* [Provided records]:
___

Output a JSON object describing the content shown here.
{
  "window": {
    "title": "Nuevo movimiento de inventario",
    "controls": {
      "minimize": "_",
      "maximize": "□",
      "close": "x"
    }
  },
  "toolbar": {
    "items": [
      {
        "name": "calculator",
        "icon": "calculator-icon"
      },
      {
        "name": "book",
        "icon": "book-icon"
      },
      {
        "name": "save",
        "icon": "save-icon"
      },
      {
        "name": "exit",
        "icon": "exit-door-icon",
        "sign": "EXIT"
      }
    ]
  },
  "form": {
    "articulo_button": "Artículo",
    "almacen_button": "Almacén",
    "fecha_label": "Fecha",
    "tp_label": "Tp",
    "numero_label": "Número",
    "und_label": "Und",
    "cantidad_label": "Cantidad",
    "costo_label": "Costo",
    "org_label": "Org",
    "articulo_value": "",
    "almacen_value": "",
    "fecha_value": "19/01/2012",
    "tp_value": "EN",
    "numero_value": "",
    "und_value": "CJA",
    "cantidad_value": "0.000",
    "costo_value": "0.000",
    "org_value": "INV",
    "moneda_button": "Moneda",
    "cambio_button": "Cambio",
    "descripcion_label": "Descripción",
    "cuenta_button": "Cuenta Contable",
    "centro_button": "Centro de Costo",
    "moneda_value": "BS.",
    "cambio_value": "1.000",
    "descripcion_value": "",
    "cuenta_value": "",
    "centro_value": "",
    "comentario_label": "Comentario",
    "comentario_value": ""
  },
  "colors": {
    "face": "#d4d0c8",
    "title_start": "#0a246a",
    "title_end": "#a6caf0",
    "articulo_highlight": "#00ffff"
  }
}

___

* [Requirement]: Please set down all the data word for word.

* [Answer to this task]:
Output a JSON object describing the content shown here.
{
  "window": {
    "title": "Nuevo movimiento de inventario",
    "controls": {
      "minimize": "_",
      "maximize": "□",
      "close": "x"
    }
  },
  "toolbar": {
    "items": [
      {
        "name": "calculator",
        "icon": "calculator-icon"
      },
      {
        "name": "book",
        "icon": "book-icon"
      },
      {
        "name": "save",
        "icon": "save-icon"
      },
      {
        "name": "exit",
        "icon": "exit-door-icon",
        "sign": "EXIT"
      }
    ]
  },
  "form": {
    "articulo_button": "Artículo",
    "almacen_button": "Almacén",
    "fecha_label": "Fecha",
    "tp_label": "Tp",
    "numero_label": "Número",
    "und_label": "Und",
    "cantidad_label": "Cantidad",
    "costo_label": "Costo",
    "org_label": "Org",
    "articulo_value": "",
    "almacen_value": "",
    "fecha_value": "19/01/2012",
    "tp_value": "EN",
    "numero_value": "",
    "und_value": "CJA",
    "cantidad_value": "0.000",
    "costo_value": "0.000",
    "org_value": "INV",
    "moneda_button": "Moneda",
    "cambio_button": "Cambio",
    "descripcion_label": "Descripción",
    "cuenta_button": "Cuenta Contable",
    "centro_button": "Centro de Costo",
    "moneda_value": "BS.",
    "cambio_value": "1.000",
    "descripcion_value": "",
    "cuenta_value": "",
    "centro_value": "",
    "comentario_label": "Comentario",
    "comentario_value": ""
  },
  "colors": {
    "face": "#d4d0c8",
    "title_start": "#0a246a",
    "title_end": "#a6caf0",
    "articulo_highlight": "#00ffff"
  }
}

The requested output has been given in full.